Data records:
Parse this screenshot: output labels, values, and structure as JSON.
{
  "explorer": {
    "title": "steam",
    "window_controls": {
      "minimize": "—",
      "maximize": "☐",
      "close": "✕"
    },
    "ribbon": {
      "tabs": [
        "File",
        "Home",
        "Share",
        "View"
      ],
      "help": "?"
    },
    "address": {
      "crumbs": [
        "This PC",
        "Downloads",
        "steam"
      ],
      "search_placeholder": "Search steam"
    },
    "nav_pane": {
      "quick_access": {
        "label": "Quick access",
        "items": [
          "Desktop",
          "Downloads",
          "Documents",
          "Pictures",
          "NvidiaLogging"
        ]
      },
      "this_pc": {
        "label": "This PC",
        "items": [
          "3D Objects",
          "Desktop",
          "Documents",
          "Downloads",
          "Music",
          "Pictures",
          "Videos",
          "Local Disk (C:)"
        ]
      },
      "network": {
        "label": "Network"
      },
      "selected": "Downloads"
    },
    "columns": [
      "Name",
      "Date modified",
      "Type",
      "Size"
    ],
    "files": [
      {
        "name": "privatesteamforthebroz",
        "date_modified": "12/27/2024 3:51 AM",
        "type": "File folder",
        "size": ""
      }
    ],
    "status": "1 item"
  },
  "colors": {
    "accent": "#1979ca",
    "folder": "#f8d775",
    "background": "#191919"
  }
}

REQUEST
Retype the whole listing above exactly.

SOLUTION TO THIS TASK
Parse this screenshot: output labels, values, and structure as JSON.
{
  "explorer": {
    "title": "steam",
    "window_controls": {
      "minimize": "—",
      "maximize": "☐",
      "close": "✕"
    },
    "ribbon": {
      "tabs": [
        "File",
        "Home",
        "Share",
        "View"
      ],
      "help": "?"
    },
    "address": {
      "crumbs": [
        "This PC",
        "Downloads",
        "steam"
      ],
      "search_placeholder": "Search steam"
    },
    "nav_pane": {
      "quick_access": {
        "label": "Quick access",
        "items": [
          "Desktop",
          "Downloads",
          "Documents",
          "Pictures",
          "NvidiaLogging"
        ]
      },
      "this_pc": {
        "label": "This PC",
        "items": [
          "3D Objects",
          "Desktop",
          "Documents",
          "Downloads",
          "Music",
          "Pictures",
          "Videos",
          "Local Disk (C:)"
        ]
      },
      "network": {
        "label": "Network"
      },
      "selected": "Downloads"
    },
    "columns": [
      "Name",
      "Date modified",
      "Type",
      "Size"
    ],
    "files": [
      {
        "name": "privatesteamforthebroz",
        "date_modified": "12/27/2024 3:51 AM",
        "type": "File folder",
        "size": ""
      }
    ],
    "status": "1 item"
  },
  "colors": {
    "accent": "#1979ca",
    "folder": "#f8d775",
    "background": "#191919"
  }
}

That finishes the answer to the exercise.